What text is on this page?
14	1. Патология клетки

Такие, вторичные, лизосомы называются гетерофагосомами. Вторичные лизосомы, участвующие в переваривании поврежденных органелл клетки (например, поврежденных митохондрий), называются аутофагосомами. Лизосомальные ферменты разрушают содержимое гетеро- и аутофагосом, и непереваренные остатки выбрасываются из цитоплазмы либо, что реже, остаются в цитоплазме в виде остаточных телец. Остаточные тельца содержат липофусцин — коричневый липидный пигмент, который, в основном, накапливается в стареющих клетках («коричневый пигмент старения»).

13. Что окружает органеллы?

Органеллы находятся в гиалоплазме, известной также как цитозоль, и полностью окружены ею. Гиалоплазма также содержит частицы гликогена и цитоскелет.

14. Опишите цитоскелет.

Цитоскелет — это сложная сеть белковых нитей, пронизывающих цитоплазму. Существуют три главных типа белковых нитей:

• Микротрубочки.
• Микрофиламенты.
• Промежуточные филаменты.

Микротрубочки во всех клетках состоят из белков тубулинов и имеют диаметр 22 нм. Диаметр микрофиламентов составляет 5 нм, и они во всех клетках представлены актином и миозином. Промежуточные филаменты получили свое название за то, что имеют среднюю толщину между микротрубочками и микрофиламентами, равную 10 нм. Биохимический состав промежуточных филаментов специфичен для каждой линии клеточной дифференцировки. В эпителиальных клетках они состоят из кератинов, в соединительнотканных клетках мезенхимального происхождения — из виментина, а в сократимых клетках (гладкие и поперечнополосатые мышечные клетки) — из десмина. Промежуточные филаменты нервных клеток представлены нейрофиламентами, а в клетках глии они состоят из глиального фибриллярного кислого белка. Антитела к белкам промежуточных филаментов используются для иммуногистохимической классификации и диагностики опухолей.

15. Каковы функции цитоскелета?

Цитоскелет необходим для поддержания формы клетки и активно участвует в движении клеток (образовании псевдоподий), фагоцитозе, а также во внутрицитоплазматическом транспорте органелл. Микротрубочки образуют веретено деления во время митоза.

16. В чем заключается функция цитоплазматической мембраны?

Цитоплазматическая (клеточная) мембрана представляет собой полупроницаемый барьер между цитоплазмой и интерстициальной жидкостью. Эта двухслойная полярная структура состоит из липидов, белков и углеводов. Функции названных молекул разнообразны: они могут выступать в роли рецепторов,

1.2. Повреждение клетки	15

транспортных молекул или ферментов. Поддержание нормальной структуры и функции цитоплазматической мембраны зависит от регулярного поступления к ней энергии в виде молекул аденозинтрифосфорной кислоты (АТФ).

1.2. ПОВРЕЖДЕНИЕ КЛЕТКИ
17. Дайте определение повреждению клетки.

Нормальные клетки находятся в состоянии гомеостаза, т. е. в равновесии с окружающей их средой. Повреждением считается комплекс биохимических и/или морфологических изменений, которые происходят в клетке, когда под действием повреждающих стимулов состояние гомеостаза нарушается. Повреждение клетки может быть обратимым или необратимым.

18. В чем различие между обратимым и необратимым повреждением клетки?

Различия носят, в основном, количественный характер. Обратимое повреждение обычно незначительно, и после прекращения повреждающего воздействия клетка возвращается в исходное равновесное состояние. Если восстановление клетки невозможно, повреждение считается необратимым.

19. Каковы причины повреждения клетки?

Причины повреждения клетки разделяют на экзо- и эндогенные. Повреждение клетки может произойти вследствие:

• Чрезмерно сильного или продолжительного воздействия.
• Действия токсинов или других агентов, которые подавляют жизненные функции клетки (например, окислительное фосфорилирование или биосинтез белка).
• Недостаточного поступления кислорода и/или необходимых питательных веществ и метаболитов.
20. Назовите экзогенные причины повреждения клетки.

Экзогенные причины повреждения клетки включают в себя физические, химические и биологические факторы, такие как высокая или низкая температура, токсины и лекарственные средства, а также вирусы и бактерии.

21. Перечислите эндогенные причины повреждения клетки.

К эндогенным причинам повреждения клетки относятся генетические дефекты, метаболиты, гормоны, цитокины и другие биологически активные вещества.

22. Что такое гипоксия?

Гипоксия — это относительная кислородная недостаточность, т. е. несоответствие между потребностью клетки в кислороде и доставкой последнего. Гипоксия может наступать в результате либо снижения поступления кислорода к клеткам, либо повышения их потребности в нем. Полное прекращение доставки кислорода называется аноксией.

### [What to produce]
Exactly reproduce every line of the data above.

### [Result of this exercise]
What text is on this page?
14	1. Патология клетки

Такие, вторичные, лизосомы называются гетерофагосомами. Вторичные лизосомы, участвующие в переваривании поврежденных органелл клетки (например, поврежденных митохондрий), называются аутофагосомами. Лизосомальные ферменты разрушают содержимое гетеро- и аутофагосом, и непереваренные остатки выбрасываются из цитоплазмы либо, что реже, остаются в цитоплазме в виде остаточных телец. Остаточные тельца содержат липофусцин — коричневый липидный пигмент, который, в основном, накапливается в стареющих клетках («коричневый пигмент старения»).

13. Что окружает органеллы?

Органеллы находятся в гиалоплазме, известной также как цитозоль, и полностью окружены ею. Гиалоплазма также содержит частицы гликогена и цитоскелет.

14. Опишите цитоскелет.

Цитоскелет — это сложная сеть белковых нитей, пронизывающих цитоплазму. Существуют три главных типа белковых нитей:

• Микротрубочки.
• Микрофиламенты.
• Промежуточные филаменты.

Микротрубочки во всех клетках состоят из белков тубулинов и имеют диаметр 22 нм. Диаметр микрофиламентов составляет 5 нм, и они во всех клетках представлены актином и миозином. Промежуточные филаменты получили свое название за то, что имеют среднюю толщину между микротрубочками и микрофиламентами, равную 10 нм. Биохимический состав промежуточных филаментов специфичен для каждой линии клеточной дифференцировки. В эпителиальных клетках они состоят из кератинов, в соединительнотканных клетках мезенхимального происхождения — из виментина, а в сократимых клетках (гладкие и поперечнополосатые мышечные клетки) — из десмина. Промежуточные филаменты нервных клеток представлены нейрофиламентами, а в клетках глии они состоят из глиального фибриллярного кислого белка. Антитела к белкам промежуточных филаментов используются для иммуногистохимической классификации и диагностики опухолей.

15. Каковы функции цитоскелета?

Цитоскелет необходим для поддержания формы клетки и активно участвует в движении клеток (образовании псевдоподий), фагоцитозе, а также во внутрицитоплазматическом транспорте органелл. Микротрубочки образуют веретено деления во время митоза.

16. В чем заключается функция цитоплазматической мембраны?

Цитоплазматическая (клеточная) мембрана представляет собой полупроницаемый барьер между цитоплазмой и интерстициальной жидкостью. Эта двухслойная полярная структура состоит из липидов, белков и углеводов. Функции названных молекул разнообразны: они могут выступать в роли рецепторов,

1.2. Повреждение клетки	15

транспортных молекул или ферментов. Поддержание нормальной структуры и функции цитоплазматической мембраны зависит от регулярного поступления к ней энергии в виде молекул аденозинтрифосфорной кислоты (АТФ).

1.2. ПОВРЕЖДЕНИЕ КЛЕТКИ
17. Дайте определение повреждению клетки.

Нормальные клетки находятся в состоянии гомеостаза, т. е. в равновесии с окружающей их средой. Повреждением считается комплекс биохимических и/или морфологических изменений, которые происходят в клетке, когда под действием повреждающих стимулов состояние гомеостаза нарушается. Повреждение клетки может быть обратимым или необратимым.

18. В чем различие между обратимым и необратимым повреждением клетки?

Различия носят, в основном, количественный характер. Обратимое повреждение обычно незначительно, и после прекращения повреждающего воздействия клетка возвращается в исходное равновесное состояние. Если восстановление клетки невозможно, повреждение считается необратимым.

19. Каковы причины повреждения клетки?

Причины повреждения клетки разделяют на экзо- и эндогенные. Повреждение клетки может произойти вследствие:

• Чрезмерно сильного или продолжительного воздействия.
• Действия токсинов или других агентов, которые подавляют жизненные функции клетки (например, окислительное фосфорилирование или биосинтез белка).
• Недостаточного поступления кислорода и/или необходимых питательных веществ и метаболитов.
20. Назовите экзогенные причины повреждения клетки.

Экзогенные причины повреждения клетки включают в себя физические, химические и биологические факторы, такие как высокая или низкая температура, токсины и лекарственные средства, а также вирусы и бактерии.

21. Перечислите эндогенные причины повреждения клетки.

К эндогенным причинам повреждения клетки относятся генетические дефекты, метаболиты, гормоны, цитокины и другие биологически активные вещества.

22. Что такое гипоксия?

Гипоксия — это относительная кислородная недостаточность, т. е. несоответствие между потребностью клетки в кислороде и доставкой последнего. Гипоксия может наступать в результате либо снижения поступления кислорода к клеткам, либо повышения их потребности в нем. Полное прекращение доставки кислорода называется аноксией.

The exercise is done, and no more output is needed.